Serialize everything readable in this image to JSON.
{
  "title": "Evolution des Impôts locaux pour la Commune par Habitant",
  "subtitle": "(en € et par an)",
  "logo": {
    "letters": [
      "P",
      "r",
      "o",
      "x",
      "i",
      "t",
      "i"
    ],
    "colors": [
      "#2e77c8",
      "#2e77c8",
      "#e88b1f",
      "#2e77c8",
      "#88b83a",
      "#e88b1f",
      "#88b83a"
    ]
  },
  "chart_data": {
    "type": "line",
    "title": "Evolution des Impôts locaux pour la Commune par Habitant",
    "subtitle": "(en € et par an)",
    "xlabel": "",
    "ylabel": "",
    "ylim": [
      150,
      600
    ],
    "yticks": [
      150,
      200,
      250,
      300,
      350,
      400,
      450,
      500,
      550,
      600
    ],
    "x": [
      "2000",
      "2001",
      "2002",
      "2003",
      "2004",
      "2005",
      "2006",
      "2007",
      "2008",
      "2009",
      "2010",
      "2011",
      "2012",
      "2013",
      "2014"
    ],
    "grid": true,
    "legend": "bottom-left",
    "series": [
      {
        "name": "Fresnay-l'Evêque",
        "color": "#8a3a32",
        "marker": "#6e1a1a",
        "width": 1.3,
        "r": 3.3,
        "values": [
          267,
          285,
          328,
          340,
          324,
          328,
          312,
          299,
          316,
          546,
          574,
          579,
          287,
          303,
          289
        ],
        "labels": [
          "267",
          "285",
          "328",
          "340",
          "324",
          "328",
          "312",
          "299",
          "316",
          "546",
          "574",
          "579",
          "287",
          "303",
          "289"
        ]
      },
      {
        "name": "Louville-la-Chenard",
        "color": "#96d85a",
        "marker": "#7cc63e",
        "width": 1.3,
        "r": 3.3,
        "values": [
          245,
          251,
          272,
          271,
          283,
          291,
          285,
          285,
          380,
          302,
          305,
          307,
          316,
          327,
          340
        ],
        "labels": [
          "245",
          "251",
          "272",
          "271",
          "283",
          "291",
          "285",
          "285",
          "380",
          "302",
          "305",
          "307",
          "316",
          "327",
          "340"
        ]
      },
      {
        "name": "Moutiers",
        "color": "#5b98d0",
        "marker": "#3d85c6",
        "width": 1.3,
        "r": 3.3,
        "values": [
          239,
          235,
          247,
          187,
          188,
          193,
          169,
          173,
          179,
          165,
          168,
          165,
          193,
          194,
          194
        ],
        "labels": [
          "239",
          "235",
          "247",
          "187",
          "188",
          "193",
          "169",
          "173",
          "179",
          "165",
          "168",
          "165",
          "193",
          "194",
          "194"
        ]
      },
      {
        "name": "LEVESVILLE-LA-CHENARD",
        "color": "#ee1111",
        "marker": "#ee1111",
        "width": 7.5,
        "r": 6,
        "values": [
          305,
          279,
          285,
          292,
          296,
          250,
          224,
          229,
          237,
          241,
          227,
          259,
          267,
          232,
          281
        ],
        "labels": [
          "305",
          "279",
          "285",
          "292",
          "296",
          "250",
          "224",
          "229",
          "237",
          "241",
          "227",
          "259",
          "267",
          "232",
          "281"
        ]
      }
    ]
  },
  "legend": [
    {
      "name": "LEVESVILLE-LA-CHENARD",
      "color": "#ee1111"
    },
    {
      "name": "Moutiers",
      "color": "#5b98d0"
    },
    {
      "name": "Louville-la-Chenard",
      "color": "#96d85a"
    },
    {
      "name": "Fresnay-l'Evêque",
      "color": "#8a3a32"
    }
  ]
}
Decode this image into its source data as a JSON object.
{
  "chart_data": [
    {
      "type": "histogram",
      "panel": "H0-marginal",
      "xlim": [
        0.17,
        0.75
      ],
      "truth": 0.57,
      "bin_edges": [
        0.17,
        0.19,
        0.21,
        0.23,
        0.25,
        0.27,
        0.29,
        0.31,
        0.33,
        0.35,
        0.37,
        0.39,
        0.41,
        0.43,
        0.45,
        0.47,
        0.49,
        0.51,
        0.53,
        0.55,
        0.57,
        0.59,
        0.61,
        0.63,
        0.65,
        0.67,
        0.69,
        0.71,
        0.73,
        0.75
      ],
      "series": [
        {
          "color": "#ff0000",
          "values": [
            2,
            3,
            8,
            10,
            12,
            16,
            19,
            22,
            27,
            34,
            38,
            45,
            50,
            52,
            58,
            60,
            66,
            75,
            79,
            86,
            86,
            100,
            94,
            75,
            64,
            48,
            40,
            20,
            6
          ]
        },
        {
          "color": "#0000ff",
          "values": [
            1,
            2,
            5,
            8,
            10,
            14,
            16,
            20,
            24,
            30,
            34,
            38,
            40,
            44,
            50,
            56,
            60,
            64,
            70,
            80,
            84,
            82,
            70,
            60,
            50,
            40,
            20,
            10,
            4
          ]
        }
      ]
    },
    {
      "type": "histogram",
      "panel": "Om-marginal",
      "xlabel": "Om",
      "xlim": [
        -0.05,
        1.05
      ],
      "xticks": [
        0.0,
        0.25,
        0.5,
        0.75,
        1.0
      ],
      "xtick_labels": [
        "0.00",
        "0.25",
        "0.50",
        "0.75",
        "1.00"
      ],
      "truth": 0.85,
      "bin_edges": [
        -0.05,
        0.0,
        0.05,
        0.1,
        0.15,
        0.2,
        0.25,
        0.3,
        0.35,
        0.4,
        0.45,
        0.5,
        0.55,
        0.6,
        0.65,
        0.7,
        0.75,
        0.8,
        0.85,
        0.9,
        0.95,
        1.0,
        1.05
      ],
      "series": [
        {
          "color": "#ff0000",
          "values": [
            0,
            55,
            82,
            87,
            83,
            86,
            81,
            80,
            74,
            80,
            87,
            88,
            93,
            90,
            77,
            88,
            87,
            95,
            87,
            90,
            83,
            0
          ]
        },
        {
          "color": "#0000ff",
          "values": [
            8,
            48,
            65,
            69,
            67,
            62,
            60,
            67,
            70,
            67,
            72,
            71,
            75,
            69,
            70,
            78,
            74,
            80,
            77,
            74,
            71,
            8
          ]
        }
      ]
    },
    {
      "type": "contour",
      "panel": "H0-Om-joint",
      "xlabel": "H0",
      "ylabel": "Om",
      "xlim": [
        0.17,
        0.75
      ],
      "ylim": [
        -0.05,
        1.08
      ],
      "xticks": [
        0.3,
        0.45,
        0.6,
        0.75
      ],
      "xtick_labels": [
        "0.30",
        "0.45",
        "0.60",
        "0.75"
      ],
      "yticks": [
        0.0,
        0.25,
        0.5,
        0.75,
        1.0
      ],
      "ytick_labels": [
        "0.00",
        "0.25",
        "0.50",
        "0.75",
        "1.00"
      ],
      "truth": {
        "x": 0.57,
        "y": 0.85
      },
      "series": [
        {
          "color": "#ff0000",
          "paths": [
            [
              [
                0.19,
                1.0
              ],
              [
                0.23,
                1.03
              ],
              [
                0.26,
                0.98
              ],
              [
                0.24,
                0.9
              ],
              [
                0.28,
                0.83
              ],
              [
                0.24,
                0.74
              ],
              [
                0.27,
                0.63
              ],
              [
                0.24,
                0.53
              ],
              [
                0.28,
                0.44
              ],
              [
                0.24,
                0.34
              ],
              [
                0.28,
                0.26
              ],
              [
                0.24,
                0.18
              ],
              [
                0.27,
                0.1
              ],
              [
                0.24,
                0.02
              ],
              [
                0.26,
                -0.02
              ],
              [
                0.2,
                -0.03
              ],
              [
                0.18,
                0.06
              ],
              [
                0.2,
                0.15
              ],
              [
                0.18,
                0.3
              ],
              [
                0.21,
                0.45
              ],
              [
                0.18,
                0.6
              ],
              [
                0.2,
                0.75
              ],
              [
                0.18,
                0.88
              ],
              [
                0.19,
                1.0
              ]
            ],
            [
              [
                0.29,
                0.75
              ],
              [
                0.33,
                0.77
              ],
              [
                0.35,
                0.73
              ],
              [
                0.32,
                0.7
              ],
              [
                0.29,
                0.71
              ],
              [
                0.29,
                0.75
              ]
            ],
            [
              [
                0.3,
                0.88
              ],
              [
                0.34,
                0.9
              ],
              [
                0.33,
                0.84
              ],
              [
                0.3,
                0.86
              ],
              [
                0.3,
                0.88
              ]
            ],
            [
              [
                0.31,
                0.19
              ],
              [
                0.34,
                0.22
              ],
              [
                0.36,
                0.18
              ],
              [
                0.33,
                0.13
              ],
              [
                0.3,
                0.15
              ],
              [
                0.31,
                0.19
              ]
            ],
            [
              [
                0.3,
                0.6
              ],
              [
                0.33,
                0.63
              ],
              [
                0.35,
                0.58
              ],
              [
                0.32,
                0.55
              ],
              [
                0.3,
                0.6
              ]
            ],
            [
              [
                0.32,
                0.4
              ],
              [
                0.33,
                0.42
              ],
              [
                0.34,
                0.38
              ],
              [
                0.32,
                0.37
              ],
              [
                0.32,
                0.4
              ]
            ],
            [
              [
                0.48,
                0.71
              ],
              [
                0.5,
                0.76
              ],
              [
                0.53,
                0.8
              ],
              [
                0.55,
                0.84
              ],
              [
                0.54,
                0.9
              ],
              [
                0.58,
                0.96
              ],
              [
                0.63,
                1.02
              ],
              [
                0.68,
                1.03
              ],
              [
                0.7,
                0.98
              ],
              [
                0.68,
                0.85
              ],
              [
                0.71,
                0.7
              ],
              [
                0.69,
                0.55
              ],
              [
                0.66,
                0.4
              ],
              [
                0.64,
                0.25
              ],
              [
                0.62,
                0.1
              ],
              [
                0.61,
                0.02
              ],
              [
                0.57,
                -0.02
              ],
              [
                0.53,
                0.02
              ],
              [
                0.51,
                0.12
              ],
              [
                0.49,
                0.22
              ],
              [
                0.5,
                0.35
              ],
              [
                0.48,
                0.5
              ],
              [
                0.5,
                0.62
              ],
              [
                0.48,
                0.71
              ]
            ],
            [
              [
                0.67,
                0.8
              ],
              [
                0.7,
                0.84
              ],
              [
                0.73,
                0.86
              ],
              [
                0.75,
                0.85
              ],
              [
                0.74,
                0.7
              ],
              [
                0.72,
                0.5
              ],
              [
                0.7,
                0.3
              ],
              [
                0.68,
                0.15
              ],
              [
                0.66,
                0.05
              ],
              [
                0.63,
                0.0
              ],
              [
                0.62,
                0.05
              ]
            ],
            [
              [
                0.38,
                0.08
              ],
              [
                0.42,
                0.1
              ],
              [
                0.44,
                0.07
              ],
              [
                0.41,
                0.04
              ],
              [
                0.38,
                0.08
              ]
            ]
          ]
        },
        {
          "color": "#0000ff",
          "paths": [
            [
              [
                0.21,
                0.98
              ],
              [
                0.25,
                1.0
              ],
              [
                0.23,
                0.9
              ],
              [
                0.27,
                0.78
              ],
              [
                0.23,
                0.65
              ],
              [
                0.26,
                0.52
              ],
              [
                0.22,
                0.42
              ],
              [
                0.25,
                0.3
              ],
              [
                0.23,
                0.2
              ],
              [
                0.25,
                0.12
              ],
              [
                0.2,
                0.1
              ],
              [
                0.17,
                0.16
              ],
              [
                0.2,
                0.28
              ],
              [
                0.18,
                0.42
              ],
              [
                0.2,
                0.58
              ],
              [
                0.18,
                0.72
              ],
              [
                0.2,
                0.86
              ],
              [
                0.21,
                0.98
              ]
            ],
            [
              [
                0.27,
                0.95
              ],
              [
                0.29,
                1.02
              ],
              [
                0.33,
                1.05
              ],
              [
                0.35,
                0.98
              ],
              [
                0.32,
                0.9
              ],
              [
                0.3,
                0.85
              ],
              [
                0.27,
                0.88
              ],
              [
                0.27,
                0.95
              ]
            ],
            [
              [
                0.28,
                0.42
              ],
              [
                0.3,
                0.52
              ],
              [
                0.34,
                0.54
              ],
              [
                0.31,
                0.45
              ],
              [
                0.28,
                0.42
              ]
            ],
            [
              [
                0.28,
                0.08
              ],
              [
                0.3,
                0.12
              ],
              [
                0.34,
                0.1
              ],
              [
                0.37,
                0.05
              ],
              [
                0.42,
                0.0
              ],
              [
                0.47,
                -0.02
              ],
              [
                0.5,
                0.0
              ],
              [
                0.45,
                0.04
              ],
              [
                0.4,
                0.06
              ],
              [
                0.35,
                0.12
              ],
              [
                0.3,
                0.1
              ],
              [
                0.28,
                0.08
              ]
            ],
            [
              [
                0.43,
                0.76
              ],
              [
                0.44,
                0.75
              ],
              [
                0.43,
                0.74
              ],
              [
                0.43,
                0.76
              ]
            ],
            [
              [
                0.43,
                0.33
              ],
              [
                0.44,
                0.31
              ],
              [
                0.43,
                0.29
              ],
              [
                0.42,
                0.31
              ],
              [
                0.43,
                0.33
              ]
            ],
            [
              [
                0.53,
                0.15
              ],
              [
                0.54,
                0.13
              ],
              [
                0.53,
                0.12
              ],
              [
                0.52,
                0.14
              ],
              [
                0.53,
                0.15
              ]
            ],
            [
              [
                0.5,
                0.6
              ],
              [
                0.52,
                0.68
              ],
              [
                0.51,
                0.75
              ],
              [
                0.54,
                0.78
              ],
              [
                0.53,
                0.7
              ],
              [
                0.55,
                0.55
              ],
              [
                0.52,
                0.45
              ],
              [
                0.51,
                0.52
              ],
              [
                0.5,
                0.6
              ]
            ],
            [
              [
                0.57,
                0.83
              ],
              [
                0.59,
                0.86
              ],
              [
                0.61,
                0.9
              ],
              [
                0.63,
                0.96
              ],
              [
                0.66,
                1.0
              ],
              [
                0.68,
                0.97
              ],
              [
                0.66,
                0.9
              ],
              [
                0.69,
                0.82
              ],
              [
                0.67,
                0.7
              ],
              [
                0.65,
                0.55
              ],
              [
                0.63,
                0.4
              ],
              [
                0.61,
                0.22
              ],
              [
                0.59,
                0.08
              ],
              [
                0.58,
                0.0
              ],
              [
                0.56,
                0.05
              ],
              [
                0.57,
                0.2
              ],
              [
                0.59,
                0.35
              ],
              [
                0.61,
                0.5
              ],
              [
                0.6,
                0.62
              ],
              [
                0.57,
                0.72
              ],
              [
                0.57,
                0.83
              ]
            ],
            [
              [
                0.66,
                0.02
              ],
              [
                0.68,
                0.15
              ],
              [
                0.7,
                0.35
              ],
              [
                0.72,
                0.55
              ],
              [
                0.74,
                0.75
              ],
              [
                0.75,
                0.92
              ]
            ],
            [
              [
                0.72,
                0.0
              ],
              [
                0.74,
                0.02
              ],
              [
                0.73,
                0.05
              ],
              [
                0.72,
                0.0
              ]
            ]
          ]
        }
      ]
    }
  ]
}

*Instructions for the task:* Look through the entries and return every line where "type" appears.

*Exercise solution:*
    "type": "line",
      "type": "histogram",
      "type": "histogram",
      "type": "contour",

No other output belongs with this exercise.